▶ _Set task_
Copy every line of the data in which the word "porosity" occurs.

____ Working data

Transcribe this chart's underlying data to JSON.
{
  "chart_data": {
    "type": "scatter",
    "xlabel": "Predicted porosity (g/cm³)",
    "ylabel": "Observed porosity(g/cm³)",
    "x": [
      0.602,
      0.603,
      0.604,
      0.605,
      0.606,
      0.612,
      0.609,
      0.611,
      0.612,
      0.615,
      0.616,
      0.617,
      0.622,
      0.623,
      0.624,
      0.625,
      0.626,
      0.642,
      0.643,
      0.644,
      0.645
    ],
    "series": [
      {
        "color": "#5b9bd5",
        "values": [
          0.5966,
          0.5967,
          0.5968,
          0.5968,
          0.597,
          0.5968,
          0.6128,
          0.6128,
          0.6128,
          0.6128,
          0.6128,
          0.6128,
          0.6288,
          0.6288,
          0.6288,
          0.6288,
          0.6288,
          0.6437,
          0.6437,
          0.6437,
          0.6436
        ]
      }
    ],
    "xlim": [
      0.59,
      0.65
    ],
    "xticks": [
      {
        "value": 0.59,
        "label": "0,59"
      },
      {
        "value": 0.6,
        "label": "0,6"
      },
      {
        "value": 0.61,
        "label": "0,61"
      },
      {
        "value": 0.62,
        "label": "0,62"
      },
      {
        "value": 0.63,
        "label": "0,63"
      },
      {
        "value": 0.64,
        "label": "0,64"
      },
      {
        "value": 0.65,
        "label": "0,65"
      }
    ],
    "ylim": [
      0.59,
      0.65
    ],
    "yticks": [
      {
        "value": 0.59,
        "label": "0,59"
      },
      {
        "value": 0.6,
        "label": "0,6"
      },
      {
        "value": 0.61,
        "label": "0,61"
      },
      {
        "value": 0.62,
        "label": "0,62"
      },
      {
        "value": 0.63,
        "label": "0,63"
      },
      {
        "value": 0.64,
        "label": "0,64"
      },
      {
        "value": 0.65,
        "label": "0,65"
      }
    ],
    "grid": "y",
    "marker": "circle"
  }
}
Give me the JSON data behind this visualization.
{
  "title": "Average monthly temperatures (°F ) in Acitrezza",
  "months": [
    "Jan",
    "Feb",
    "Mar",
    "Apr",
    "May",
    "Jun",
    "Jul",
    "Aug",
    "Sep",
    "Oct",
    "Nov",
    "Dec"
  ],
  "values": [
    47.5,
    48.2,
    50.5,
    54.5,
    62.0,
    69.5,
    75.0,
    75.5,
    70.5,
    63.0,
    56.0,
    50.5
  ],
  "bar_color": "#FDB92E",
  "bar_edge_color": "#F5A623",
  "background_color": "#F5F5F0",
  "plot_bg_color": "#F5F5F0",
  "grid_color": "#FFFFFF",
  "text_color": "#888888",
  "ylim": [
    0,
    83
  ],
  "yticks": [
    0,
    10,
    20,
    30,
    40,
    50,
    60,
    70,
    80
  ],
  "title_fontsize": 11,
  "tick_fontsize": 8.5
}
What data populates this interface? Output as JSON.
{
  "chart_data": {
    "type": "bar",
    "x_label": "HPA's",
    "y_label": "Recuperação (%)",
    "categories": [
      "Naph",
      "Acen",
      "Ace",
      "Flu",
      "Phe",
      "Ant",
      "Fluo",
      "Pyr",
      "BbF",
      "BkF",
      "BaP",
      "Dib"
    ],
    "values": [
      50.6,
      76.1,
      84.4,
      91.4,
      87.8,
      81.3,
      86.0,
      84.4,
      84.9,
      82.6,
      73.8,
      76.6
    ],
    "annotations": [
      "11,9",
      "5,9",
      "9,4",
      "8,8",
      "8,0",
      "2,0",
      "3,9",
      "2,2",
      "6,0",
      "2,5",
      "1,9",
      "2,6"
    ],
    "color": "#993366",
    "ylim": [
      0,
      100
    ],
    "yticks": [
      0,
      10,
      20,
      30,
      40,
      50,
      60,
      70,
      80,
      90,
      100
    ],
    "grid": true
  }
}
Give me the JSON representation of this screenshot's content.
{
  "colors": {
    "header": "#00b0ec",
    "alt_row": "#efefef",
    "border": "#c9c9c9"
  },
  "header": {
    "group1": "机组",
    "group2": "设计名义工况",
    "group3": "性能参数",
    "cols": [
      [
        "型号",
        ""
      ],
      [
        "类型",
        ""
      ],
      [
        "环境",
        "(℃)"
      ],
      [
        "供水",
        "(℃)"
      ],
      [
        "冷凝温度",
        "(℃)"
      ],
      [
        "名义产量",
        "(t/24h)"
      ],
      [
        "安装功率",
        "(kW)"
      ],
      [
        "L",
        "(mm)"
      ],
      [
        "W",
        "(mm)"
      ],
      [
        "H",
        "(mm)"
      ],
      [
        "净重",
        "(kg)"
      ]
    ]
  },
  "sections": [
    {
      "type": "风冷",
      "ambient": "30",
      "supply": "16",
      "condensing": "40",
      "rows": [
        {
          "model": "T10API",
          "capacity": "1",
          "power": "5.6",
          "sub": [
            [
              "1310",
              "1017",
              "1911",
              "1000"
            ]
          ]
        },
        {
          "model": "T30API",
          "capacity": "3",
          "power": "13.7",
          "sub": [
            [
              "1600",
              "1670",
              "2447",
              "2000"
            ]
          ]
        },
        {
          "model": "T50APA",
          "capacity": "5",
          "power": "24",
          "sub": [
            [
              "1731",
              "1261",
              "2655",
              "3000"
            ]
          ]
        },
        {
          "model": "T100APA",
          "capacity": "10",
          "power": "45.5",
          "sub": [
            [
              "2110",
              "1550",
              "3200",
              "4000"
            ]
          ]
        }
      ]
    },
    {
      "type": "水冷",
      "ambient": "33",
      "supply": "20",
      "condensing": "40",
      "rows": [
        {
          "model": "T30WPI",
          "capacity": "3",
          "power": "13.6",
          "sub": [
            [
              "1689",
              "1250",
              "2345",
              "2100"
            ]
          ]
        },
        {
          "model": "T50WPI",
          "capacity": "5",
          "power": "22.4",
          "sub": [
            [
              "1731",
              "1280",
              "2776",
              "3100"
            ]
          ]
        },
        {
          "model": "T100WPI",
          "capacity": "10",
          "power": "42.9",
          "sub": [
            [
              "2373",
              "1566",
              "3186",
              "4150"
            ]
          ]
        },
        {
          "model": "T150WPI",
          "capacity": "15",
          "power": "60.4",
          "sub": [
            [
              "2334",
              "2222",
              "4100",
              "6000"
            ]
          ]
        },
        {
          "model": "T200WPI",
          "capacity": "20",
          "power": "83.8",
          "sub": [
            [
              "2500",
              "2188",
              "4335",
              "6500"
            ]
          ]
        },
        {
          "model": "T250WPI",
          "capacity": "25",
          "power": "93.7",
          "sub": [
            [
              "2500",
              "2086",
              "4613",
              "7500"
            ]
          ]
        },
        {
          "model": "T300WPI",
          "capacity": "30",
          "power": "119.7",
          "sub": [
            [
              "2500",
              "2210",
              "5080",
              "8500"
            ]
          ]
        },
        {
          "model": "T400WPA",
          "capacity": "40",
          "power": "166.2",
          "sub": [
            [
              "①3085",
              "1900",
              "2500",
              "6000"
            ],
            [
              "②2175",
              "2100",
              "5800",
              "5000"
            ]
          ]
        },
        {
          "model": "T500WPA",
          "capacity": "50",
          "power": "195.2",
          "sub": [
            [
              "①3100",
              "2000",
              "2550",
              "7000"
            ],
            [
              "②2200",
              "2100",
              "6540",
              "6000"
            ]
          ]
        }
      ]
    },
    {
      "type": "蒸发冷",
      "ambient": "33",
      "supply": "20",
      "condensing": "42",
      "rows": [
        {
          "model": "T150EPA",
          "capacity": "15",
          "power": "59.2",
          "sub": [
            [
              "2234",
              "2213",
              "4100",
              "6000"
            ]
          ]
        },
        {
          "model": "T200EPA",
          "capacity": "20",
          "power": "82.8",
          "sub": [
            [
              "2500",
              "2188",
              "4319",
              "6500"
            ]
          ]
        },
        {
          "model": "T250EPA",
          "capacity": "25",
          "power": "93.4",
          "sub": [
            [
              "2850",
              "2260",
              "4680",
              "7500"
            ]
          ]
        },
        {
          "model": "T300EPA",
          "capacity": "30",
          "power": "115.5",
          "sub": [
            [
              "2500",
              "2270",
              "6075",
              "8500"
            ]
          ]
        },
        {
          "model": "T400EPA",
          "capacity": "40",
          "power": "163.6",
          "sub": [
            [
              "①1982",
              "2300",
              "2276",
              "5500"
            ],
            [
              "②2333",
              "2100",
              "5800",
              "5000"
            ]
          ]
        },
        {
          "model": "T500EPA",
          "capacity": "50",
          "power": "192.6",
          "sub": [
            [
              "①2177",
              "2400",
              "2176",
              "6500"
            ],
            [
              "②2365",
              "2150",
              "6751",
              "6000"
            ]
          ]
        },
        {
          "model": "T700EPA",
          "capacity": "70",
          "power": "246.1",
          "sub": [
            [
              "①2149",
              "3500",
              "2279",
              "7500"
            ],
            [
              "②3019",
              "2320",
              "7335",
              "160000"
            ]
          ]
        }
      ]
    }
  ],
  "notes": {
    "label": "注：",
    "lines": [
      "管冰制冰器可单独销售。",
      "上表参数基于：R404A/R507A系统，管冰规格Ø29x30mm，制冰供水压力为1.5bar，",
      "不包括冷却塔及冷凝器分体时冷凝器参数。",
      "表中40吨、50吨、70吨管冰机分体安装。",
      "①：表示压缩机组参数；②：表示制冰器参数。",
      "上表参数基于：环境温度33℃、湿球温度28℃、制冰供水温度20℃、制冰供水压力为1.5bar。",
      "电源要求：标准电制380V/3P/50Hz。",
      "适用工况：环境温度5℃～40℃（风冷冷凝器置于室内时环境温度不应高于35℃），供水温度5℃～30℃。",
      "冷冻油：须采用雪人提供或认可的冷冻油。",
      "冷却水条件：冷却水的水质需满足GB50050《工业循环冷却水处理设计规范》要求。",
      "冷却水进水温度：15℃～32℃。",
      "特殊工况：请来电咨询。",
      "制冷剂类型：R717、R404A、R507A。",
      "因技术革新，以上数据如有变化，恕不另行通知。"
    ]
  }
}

________

▶ _Task output_
    "xlabel": "Predicted porosity (g/cm³)",
    "ylabel": "Observed porosity(g/cm³)",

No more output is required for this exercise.